■ Exercise goal ■
Work out how many lines hold "alcanzar". Give the number and nothing else.

■ Raw records ■

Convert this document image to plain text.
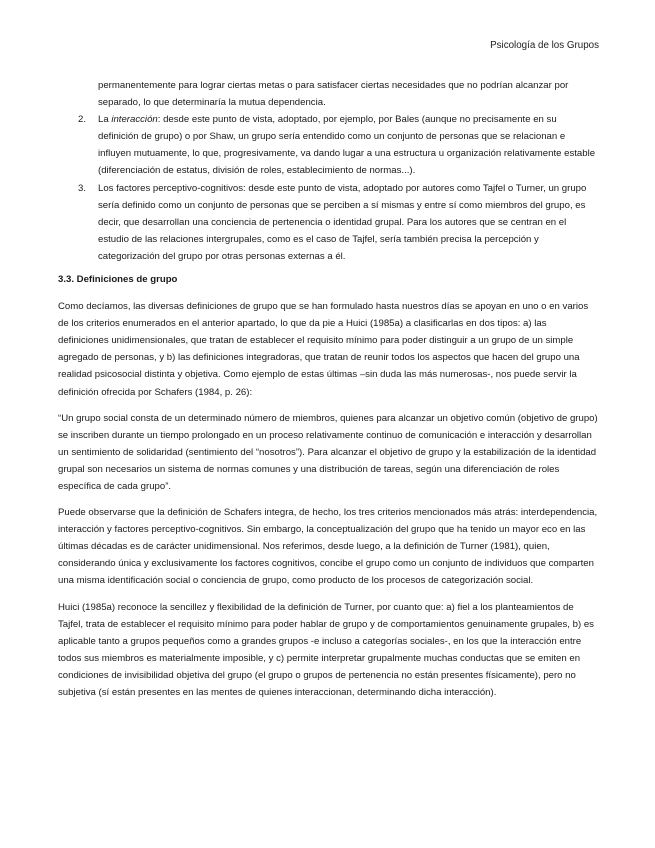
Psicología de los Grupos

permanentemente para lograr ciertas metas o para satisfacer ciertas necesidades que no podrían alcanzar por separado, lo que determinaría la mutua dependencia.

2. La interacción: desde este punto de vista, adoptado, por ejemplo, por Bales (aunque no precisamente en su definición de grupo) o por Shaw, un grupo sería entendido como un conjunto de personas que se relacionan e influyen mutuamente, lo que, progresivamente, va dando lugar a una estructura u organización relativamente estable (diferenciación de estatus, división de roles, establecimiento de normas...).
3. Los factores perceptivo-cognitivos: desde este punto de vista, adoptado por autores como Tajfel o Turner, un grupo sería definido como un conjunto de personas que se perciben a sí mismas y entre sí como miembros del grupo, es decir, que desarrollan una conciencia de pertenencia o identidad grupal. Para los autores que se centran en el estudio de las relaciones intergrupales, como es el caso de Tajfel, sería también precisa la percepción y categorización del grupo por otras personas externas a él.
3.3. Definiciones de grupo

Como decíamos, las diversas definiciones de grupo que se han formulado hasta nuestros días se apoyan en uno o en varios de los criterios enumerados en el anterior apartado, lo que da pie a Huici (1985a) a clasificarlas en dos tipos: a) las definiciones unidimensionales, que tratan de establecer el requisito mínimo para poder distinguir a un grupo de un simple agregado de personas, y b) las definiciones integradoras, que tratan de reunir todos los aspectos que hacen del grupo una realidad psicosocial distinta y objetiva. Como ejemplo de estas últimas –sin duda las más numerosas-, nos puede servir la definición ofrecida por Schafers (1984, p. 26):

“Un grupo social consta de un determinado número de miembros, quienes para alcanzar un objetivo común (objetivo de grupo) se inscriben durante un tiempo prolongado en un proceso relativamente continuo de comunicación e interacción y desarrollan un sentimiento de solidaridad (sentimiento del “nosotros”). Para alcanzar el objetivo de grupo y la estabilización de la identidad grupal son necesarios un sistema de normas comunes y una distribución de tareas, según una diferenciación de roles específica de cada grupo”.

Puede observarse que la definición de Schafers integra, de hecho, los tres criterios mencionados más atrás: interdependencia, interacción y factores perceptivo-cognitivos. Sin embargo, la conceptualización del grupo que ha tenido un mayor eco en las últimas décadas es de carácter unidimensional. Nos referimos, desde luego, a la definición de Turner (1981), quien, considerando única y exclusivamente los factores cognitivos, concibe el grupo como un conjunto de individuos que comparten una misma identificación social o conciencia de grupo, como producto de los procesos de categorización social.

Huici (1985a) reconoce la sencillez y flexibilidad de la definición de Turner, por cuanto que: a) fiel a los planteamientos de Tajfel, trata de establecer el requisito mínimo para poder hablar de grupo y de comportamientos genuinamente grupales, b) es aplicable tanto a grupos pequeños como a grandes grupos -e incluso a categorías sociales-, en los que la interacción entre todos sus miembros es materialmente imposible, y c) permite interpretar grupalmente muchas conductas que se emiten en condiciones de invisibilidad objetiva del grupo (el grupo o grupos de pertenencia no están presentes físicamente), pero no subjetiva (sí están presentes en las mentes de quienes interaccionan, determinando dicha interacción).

■ Expected output ■
2